- [WORKING DATA]

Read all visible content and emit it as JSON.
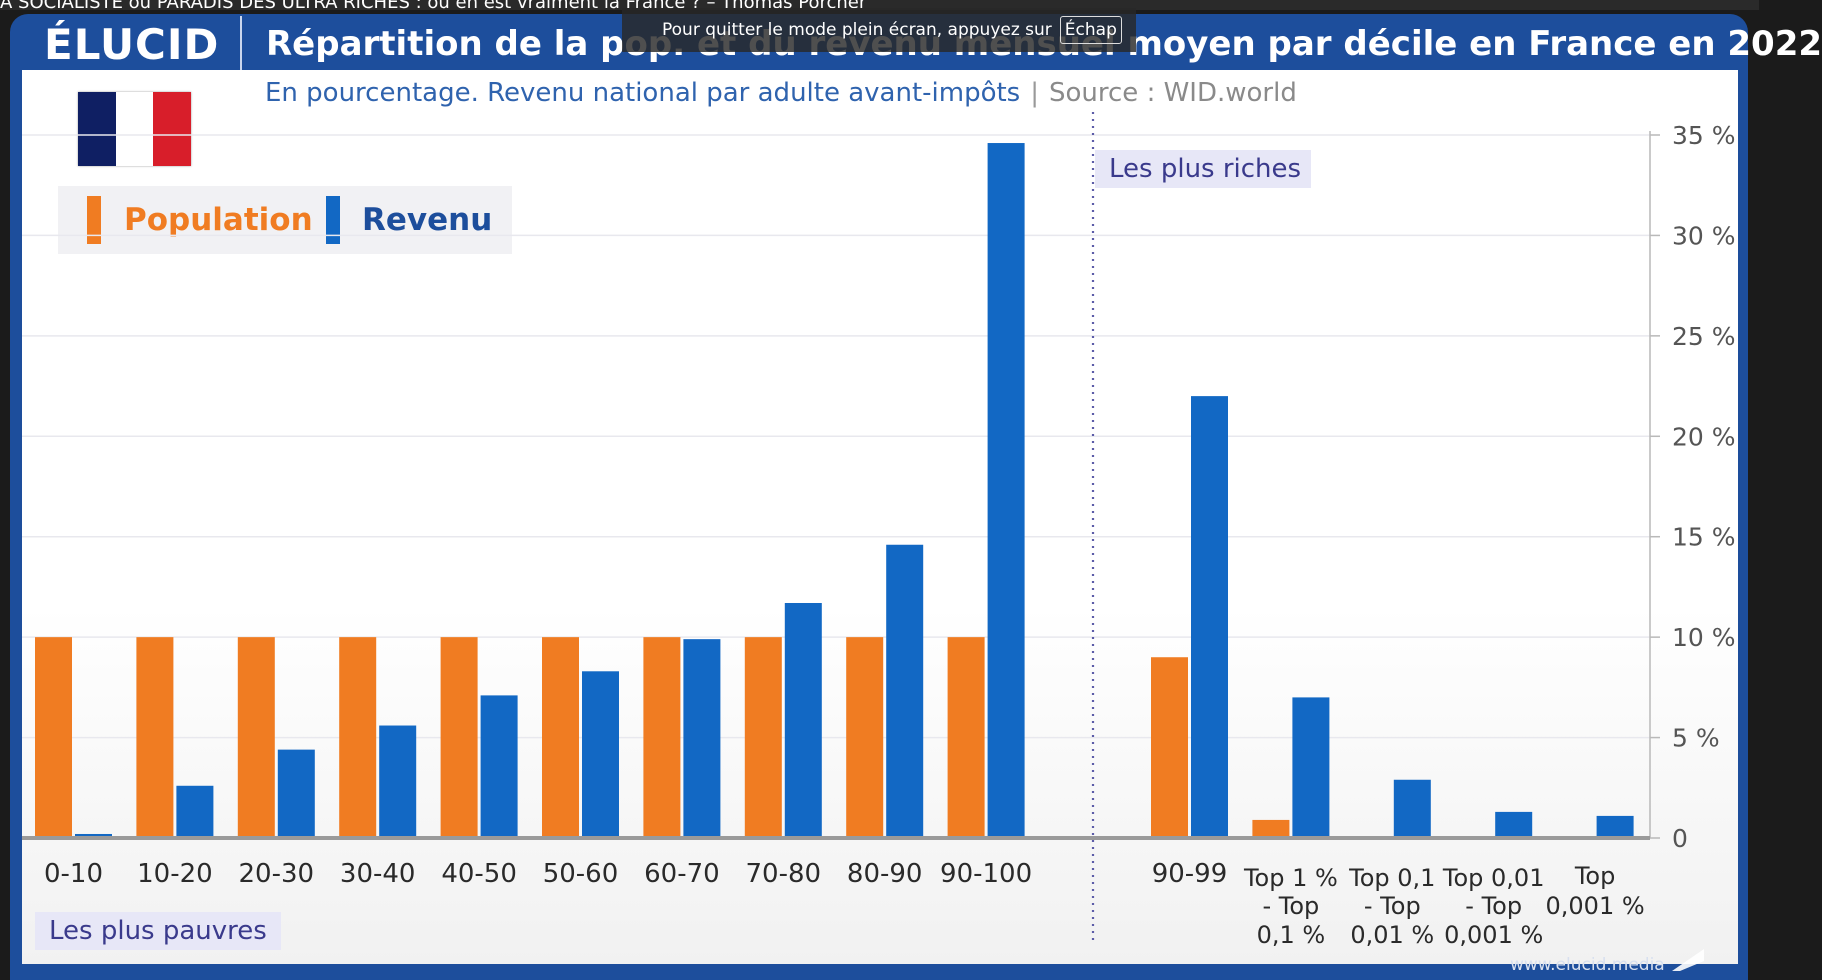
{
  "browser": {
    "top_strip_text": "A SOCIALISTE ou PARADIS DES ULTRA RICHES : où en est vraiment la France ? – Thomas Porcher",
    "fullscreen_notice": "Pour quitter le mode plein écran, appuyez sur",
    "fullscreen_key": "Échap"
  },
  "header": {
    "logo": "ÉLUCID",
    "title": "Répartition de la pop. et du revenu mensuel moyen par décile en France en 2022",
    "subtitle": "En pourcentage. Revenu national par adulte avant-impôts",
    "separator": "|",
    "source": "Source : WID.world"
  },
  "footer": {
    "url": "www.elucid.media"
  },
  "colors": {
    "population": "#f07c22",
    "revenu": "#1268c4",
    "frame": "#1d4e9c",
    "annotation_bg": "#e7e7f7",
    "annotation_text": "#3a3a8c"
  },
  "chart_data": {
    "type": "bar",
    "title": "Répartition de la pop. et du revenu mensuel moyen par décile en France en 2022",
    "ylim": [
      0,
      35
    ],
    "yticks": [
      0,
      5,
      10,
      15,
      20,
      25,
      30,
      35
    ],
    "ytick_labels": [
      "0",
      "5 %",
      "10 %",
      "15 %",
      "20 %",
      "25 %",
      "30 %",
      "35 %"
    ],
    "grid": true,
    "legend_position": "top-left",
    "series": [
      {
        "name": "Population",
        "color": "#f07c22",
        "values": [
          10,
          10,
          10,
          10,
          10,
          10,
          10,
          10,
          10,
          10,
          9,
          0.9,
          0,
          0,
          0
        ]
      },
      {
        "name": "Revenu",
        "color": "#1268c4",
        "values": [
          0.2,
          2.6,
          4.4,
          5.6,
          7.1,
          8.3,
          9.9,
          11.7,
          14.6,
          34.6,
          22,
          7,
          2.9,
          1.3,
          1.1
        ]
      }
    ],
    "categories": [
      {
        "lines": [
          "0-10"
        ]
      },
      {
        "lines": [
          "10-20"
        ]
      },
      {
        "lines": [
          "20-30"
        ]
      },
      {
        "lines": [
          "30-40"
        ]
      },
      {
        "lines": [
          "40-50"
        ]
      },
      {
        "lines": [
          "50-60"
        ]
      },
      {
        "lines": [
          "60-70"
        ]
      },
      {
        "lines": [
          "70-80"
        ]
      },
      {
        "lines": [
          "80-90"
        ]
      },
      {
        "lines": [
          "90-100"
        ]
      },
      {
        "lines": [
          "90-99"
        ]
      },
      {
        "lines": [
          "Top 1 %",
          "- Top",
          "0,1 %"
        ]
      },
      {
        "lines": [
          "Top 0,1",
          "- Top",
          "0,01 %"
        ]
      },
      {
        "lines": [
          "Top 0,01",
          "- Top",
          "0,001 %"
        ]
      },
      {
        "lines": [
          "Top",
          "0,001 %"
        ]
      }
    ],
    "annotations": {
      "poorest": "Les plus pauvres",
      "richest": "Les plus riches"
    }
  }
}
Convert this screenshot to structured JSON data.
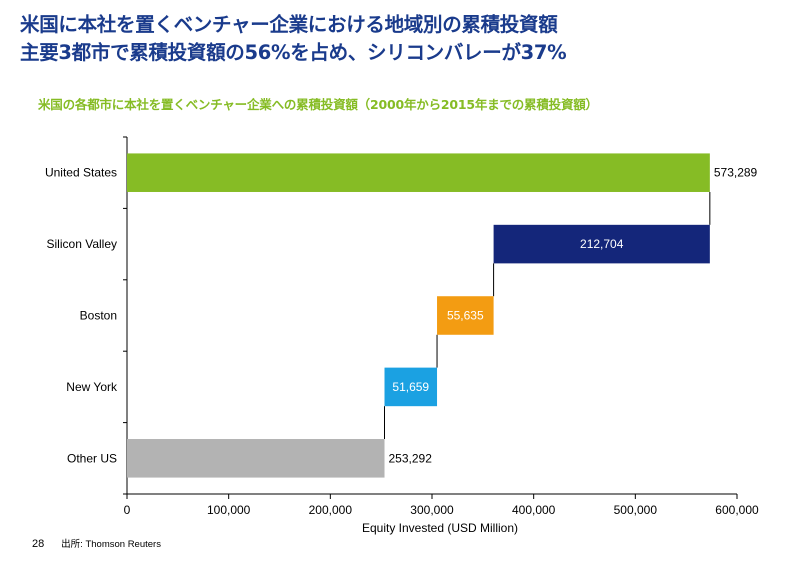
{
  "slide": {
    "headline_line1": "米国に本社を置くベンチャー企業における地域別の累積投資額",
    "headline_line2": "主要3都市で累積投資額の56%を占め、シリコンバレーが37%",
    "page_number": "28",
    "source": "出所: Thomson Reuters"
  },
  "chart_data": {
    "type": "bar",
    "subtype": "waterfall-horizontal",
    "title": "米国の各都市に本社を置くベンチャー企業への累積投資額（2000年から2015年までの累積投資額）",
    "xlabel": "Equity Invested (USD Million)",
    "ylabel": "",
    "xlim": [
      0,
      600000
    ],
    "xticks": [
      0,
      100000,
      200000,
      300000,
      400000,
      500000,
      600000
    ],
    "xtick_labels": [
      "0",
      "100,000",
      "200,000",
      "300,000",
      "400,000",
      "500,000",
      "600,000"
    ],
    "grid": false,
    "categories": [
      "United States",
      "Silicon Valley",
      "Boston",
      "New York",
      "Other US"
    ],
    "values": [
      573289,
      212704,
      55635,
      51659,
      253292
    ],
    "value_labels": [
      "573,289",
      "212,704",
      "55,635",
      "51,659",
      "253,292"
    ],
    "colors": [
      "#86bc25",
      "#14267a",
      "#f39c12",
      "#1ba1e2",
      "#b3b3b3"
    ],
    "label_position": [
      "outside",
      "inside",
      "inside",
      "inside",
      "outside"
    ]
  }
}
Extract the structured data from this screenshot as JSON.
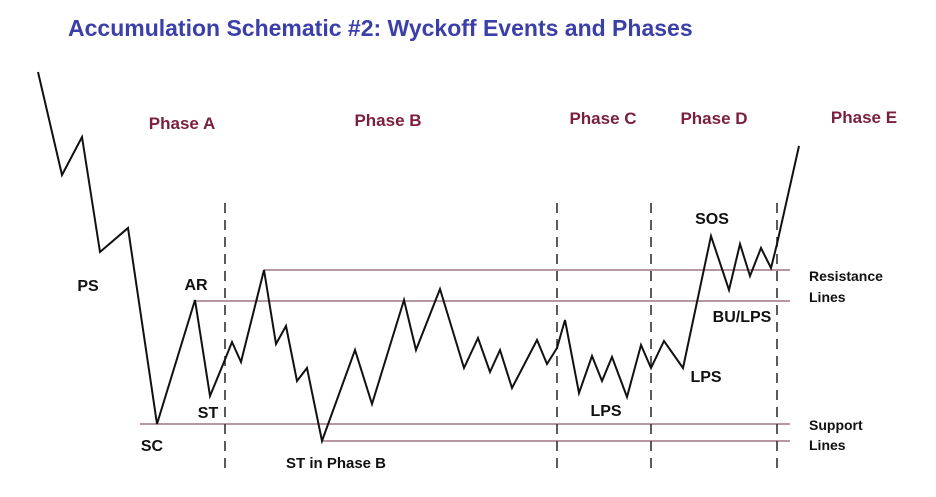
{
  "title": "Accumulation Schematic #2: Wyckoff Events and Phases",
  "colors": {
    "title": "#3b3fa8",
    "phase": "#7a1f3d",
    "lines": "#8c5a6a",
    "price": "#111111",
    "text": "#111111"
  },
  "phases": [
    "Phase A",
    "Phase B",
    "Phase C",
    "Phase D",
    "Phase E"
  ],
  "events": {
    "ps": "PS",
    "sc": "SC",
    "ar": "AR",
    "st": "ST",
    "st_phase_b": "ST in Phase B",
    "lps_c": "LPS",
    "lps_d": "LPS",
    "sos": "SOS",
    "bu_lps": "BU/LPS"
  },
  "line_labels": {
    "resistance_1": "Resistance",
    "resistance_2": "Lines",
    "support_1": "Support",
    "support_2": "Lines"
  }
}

- [PROBLEM STATEMENT]
Pull every line containing the word "screenshot" out of the material and copy it.

- [RESPONSE BELOW]
Convert this screenshot to structured JSON data.
Extract the structured data from this screenshot as JSON.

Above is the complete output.